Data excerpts
......

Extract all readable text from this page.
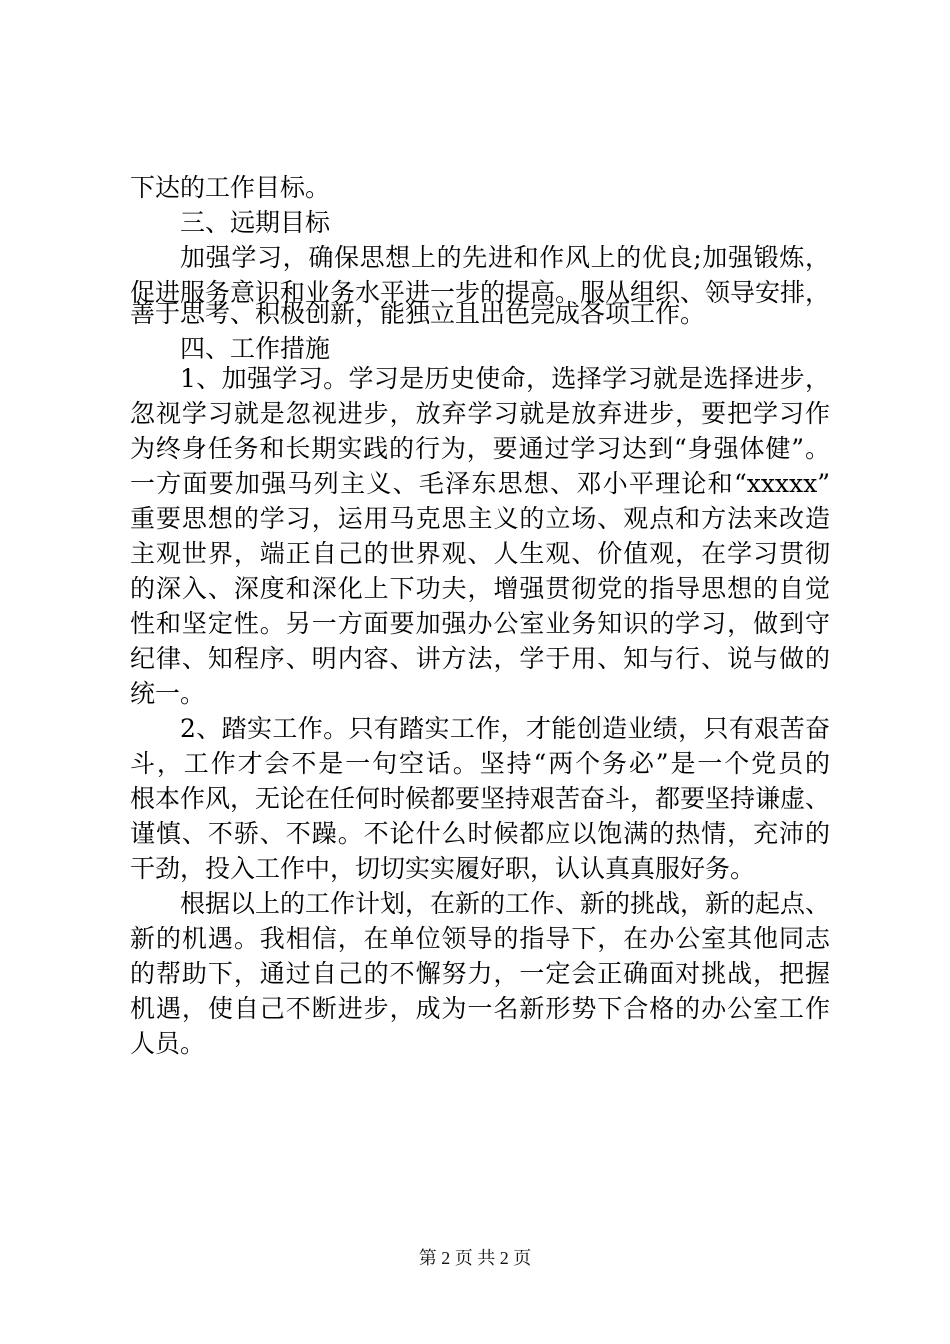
下达的工作目标。
三、远期目标
加强学习，确保思想上的先进和作风上的优良;加强锻炼，
促进服务意识和业务水平进一步的提高。服从组织、领导安排，
善于思考、积极创新，能独立且出色完成各项工作。
四、工作措施
1、加强学习。学习是历史使命，选择学习就是选择进步，
忽视学习就是忽视进步，放弃学习就是放弃进步，要把学习作
为终身任务和长期实践的行为，要通过学习达到“身强体健”。
一方面要加强马列主义、毛泽东思想、邓小平理论和“xxxxx”
重要思想的学习，运用马克思主义的立场、观点和方法来改造
主观世界，端正自己的世界观、人生观、价值观，在学习贯彻
的深入、深度和深化上下功夫，增强贯彻党的指导思想的自觉
性和坚定性。另一方面要加强办公室业务知识的学习，做到守
纪律、知程序、明内容、讲方法，学于用、知与行、说与做的
统一。
2、踏实工作。只有踏实工作，才能创造业绩，只有艰苦奋
斗，工作才会不是一句空话。坚持“两个务必”是一个党员的
根本作风，无论在任何时候都要坚持艰苦奋斗，都要坚持谦虚、
谨慎、不骄、不躁。不论什么时候都应以饱满的热情，充沛的
干劲，投入工作中，切切实实履好职，认认真真服好务。
根据以上的工作计划，在新的工作、新的挑战，新的起点、
新的机遇。我相信，在单位领导的指导下，在办公室其他同志
的帮助下，通过自己的不懈努力，一定会正确面对挑战，把握
机遇，使自己不断进步，成为一名新形势下合格的办公室工作
人员。
第 2 页 共 2 页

......

Your goal:
Show all lines from the records above where the word "加强学习" occurs.

Worked answer:
加强学习，确保思想上的先进和作风上的优良;加强锻炼，
1、加强学习。学习是历史使命，选择学习就是选择进步，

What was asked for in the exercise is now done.